### Passage shown
-- Opening Marker --

The ORF2 region encodes the capsid protein Cap (aka CP), which differs slightly between PCV-1 and PCV-2. This variation within PCV may explain why PCV-1 is non-pathogenic, while PCV-2 is pathogenic. The promoter for this protein is located within ORF1, within the site where Rep' is truncated, and is splice from the same exon to the starting point of the ORF2 coding region and expressed during both early and late phases. This is the immunogenic region of the virus and is the primary area of research for creating a vaccine to treat PMWS.

There is a third gene encoded in the opposite orientation to ORF1 in the genome. This gene is transcribed and is an essential gene involved in viral replication.

=== Size ===
Porcine circovirus is a replicating entity with one of the smallest DNA strands consisting of a simple loop of DNA.

The DNA sequence for Porcine circovirus type 2 strain MLP-22 is 1726 base pairs long.

==Entry==
PCV infects a wide variety of cell types, including hepatocytes, cardiomyocytes, and macrophages. However, until recently, it was unknown exactly how attachment and entry into these cells was achieved. Research has shown that PCV utilizes clathrin-mediated endocytosis to enter the cell, though it's speculated that there may still be other factors that haven't been identified. Once endocytosed, the endosome and lysosome formation causes an acidic pH shift, which allows ATP-driven uncoating of the virus and allows it to escape the endosomes and lysosomes. After the virus escapes the endosomes and lysosomes, it travels to the nucleus through unknown means.

-- Closing Marker --

### Exercise aim
Duplicate the part of the porcine circovirus passage starting with "The DNA sequence" and going on through "through unknown means.", keeping every word unchanged.

Entries drawn from a collection
-- Opening Marker --

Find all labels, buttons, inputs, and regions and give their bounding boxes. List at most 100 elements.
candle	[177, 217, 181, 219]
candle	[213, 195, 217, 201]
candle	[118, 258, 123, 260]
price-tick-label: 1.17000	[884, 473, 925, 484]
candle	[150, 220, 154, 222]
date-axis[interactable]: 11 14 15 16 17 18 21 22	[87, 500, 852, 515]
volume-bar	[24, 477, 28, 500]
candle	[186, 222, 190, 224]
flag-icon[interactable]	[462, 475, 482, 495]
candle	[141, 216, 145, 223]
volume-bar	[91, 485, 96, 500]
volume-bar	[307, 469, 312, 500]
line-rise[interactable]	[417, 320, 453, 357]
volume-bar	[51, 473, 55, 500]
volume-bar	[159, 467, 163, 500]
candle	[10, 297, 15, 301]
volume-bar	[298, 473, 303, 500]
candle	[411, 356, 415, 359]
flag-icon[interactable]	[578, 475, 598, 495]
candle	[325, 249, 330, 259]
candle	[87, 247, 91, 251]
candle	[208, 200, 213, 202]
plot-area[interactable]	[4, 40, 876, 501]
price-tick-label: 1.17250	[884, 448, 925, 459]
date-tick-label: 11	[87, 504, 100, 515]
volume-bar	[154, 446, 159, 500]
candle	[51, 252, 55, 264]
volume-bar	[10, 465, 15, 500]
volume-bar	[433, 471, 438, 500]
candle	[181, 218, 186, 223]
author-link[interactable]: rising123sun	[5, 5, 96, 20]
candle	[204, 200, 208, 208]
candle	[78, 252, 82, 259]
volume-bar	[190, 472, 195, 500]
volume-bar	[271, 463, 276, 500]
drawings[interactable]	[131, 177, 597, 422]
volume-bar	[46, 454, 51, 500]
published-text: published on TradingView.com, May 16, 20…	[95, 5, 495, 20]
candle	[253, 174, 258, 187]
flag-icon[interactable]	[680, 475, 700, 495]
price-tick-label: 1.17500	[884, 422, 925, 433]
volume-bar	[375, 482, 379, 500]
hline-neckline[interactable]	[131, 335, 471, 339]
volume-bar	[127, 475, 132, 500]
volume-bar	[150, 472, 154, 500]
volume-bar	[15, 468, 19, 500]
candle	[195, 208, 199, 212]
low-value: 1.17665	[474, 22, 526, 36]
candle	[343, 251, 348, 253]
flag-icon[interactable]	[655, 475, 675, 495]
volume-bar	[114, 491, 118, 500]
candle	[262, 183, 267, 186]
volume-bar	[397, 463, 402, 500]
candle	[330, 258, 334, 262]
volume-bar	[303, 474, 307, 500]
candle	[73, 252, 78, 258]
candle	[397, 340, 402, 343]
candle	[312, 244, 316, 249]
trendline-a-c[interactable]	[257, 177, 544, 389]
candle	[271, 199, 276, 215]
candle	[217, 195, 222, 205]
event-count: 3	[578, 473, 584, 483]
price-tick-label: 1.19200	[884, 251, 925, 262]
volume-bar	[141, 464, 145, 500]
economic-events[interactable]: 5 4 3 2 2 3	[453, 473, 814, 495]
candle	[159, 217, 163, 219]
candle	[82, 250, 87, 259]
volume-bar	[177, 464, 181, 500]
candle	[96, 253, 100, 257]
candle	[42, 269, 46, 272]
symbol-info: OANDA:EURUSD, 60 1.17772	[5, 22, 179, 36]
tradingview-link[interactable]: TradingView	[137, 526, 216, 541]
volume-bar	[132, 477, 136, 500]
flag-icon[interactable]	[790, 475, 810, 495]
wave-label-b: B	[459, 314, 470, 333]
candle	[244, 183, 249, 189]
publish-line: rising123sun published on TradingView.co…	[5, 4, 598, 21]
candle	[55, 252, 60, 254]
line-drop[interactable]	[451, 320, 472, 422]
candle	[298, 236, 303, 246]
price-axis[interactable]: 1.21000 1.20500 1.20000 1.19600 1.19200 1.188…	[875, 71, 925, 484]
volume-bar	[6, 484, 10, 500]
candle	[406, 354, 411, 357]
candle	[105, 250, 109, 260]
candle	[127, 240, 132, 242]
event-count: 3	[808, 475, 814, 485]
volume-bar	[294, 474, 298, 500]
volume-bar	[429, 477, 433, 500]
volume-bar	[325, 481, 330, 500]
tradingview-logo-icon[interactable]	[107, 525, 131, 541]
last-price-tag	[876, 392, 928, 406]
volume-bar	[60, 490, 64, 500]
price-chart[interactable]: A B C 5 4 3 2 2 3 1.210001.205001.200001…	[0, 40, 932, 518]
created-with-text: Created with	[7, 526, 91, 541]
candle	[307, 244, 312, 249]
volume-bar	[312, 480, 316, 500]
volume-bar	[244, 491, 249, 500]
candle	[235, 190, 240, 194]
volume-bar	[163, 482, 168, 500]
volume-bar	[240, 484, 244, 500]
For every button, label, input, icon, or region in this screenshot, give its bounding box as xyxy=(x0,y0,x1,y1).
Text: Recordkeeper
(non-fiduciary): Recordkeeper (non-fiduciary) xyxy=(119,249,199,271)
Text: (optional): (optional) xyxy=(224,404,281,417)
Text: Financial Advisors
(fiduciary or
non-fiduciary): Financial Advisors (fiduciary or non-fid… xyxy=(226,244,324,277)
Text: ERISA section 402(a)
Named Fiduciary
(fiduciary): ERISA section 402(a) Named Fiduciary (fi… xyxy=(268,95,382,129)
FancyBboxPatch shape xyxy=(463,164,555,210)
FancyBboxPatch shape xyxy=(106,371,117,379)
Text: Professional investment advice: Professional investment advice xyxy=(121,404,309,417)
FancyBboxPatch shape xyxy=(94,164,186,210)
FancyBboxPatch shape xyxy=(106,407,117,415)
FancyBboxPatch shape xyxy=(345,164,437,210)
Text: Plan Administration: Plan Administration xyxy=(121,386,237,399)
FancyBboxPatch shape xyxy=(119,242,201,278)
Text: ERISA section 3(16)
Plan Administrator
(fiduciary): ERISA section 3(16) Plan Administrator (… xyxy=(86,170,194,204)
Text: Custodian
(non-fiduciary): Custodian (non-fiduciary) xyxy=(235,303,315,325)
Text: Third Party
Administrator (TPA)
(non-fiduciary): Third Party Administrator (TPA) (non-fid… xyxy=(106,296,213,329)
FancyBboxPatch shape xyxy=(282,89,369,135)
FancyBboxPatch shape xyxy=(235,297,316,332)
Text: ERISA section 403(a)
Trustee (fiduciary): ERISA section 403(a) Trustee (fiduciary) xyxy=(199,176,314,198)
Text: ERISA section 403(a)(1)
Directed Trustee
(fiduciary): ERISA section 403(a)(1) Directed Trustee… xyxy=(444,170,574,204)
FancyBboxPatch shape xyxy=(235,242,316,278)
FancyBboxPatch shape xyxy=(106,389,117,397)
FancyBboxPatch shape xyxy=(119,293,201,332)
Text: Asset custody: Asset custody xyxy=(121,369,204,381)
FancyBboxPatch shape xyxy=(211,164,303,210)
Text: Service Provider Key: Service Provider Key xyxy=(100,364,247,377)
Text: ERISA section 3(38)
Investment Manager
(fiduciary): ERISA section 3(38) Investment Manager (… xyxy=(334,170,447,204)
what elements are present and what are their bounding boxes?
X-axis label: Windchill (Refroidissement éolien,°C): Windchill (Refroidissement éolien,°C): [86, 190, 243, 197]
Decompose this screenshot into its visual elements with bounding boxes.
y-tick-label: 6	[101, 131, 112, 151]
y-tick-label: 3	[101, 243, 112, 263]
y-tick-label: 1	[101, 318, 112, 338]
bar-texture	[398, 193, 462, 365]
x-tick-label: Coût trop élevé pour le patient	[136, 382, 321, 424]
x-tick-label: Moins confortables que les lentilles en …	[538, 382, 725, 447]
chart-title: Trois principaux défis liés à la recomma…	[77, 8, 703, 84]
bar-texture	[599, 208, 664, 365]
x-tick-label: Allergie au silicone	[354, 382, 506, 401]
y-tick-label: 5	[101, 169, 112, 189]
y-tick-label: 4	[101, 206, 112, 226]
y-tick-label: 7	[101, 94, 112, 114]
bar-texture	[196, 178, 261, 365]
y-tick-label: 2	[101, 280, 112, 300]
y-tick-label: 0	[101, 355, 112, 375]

-- Closing Marker --

### Solution to this problem
The DNA sequence for Porcine circovirus type 2 strain MLP-22 is 1726 base pairs long.

==Entry==
PCV infects a wide variety of cell types, including hepatocytes, cardiomyocytes, and macrophages. However, until recently, it was unknown exactly how attachment and entry into these cells was achieved. Research has shown that PCV utilizes clathrin-mediated endocytosis to enter the cell, though it's speculated that there may still be other factors that haven't been identified. Once endocytosed, the endosome and lysosome formation causes an acidic pH shift, which allows ATP-driven uncoating of the virus and allows it to escape the endosomes and lysosomes. After the virus escapes the endosomes and lysosomes, it travels to the nucleus through unknown means.